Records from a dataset

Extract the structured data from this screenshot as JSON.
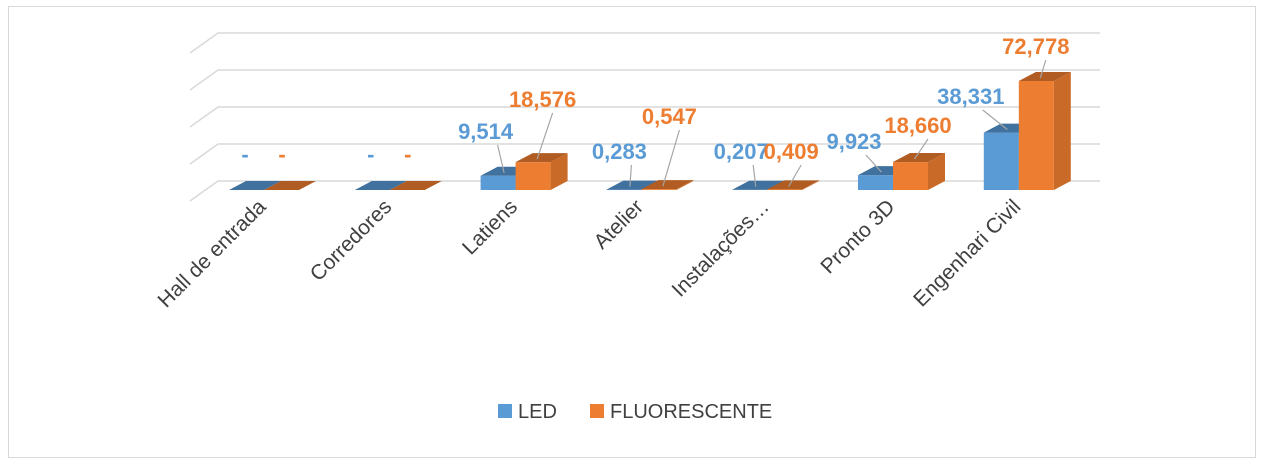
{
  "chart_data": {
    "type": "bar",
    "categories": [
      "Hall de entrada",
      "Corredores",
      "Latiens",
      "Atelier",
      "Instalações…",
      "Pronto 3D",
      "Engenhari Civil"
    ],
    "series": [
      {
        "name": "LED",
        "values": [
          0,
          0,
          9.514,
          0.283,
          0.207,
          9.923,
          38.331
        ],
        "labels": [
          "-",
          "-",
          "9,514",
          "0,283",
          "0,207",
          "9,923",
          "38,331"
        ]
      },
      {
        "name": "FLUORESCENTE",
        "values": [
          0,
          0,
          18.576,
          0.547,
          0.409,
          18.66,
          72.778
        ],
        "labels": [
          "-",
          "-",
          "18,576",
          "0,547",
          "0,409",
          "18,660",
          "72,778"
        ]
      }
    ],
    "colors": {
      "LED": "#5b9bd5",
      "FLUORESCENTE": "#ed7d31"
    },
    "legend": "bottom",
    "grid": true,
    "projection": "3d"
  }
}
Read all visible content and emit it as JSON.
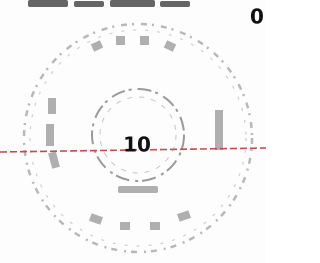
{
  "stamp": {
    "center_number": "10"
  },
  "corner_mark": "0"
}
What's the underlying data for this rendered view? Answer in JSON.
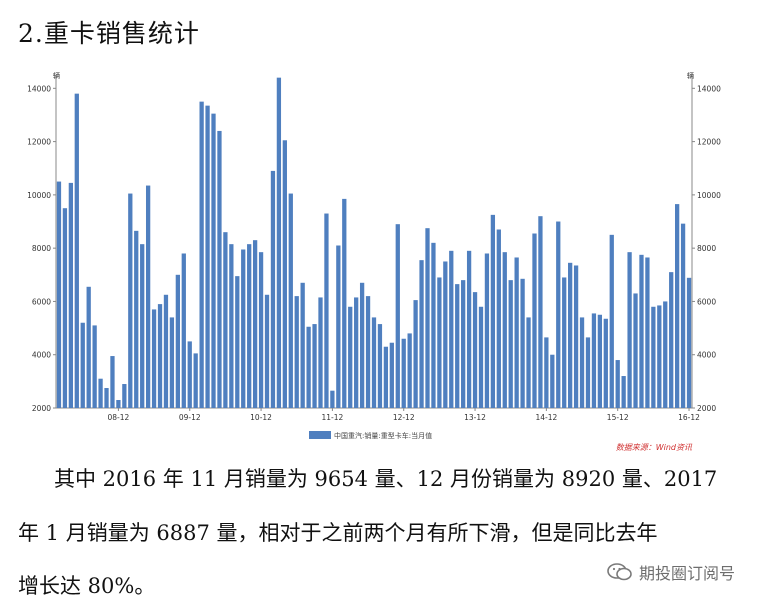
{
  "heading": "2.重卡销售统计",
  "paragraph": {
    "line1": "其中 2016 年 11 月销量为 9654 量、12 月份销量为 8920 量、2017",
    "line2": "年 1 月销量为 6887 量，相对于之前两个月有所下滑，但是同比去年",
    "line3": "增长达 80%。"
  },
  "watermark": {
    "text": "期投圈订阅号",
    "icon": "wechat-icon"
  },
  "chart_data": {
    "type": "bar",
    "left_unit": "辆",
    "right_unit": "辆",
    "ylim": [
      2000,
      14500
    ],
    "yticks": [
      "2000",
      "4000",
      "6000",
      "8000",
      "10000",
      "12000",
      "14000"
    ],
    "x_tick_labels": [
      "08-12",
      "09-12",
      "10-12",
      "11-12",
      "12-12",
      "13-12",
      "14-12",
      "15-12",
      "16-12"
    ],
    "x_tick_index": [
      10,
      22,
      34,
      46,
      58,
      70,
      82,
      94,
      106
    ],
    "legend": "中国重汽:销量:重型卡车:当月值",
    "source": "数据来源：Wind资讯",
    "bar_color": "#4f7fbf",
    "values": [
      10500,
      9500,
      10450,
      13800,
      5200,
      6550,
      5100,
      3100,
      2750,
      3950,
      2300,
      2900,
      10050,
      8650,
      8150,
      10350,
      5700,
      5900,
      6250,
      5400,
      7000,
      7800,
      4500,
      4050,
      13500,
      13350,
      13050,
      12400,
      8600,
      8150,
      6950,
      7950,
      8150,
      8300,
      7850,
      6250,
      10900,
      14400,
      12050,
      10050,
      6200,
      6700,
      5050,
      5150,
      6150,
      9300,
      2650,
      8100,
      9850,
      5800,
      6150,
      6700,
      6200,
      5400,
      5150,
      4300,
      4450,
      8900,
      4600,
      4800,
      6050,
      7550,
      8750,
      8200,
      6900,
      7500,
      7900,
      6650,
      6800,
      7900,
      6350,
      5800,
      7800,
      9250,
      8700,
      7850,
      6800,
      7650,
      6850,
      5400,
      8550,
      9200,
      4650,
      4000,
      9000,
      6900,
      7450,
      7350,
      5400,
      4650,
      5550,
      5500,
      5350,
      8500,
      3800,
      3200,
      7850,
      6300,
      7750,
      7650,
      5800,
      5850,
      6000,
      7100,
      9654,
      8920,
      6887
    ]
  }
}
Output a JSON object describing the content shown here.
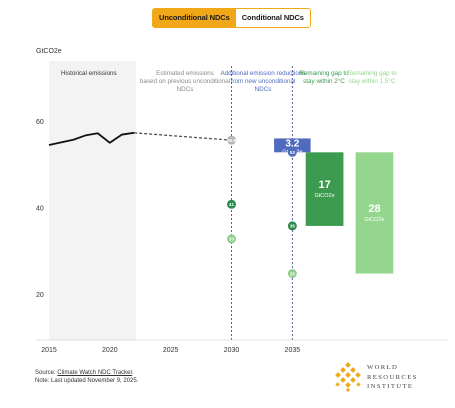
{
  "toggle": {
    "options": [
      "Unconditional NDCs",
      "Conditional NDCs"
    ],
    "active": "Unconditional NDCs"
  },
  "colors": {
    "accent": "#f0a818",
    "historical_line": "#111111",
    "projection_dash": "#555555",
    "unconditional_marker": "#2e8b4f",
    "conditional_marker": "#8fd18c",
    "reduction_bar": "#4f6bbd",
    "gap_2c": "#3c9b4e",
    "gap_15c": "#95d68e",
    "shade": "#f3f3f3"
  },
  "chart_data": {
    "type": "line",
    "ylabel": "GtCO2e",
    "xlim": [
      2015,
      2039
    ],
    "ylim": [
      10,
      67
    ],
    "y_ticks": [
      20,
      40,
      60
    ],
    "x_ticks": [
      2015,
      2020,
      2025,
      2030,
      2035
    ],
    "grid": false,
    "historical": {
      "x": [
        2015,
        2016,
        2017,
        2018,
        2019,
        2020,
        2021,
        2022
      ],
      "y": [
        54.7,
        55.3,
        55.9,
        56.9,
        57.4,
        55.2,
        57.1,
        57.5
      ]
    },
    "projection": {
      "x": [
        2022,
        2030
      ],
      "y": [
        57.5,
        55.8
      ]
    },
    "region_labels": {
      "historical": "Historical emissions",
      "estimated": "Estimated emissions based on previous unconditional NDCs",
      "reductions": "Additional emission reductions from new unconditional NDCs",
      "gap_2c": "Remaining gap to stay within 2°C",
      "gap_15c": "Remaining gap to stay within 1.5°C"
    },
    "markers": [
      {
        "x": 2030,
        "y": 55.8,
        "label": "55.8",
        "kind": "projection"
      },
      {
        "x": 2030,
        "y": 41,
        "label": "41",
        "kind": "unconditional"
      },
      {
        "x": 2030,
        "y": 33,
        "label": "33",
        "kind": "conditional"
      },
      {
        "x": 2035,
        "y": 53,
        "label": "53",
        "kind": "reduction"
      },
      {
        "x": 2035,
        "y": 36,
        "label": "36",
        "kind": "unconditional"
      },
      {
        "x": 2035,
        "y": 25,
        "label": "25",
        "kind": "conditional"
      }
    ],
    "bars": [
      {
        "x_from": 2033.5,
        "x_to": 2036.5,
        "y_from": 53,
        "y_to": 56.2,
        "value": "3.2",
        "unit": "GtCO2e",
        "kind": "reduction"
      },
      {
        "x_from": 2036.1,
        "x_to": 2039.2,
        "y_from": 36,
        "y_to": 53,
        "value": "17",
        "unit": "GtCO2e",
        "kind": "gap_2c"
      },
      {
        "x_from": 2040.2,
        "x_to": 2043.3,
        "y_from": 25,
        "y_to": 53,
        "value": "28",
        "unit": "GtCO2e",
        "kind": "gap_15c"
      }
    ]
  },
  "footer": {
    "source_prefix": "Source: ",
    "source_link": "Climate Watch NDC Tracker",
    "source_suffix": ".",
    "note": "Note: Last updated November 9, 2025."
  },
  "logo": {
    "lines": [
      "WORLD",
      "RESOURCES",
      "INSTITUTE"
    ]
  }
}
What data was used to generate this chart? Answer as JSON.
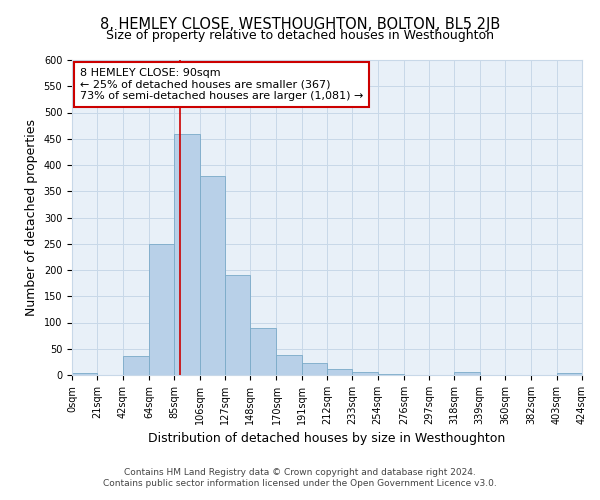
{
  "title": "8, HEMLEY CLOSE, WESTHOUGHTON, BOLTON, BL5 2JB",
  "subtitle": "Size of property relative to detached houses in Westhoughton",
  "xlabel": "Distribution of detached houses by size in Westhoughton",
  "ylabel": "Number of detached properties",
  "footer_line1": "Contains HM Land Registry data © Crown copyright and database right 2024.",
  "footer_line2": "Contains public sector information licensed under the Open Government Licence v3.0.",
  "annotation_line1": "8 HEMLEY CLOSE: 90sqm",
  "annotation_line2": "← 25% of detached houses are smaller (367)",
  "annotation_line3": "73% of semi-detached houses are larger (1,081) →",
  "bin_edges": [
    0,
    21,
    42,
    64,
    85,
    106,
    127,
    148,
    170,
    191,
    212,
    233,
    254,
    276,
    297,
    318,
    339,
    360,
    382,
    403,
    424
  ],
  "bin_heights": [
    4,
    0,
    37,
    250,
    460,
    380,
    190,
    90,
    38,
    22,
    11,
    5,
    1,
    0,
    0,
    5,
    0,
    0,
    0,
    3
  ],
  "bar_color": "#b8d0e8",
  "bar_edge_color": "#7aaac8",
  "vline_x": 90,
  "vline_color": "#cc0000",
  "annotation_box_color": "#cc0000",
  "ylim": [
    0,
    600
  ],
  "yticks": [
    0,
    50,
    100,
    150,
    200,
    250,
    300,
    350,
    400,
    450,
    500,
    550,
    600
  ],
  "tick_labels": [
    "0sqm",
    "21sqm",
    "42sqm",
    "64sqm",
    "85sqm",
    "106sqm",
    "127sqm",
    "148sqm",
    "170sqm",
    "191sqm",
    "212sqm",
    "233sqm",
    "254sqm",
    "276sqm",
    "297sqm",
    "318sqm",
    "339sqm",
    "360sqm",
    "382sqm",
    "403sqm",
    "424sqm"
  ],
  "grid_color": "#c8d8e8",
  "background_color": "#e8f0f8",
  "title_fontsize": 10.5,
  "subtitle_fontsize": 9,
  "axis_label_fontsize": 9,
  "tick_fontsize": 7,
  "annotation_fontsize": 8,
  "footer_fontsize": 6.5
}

### Set problem
Scan the material above for the word "this". Copy each line where it occurs.

### Finished answer
Extract the structured data from this screenshot as JSON.
What's the underlying data for this rendered view? Answer in JSON.
What data was used to generate this chart? Answer as JSON.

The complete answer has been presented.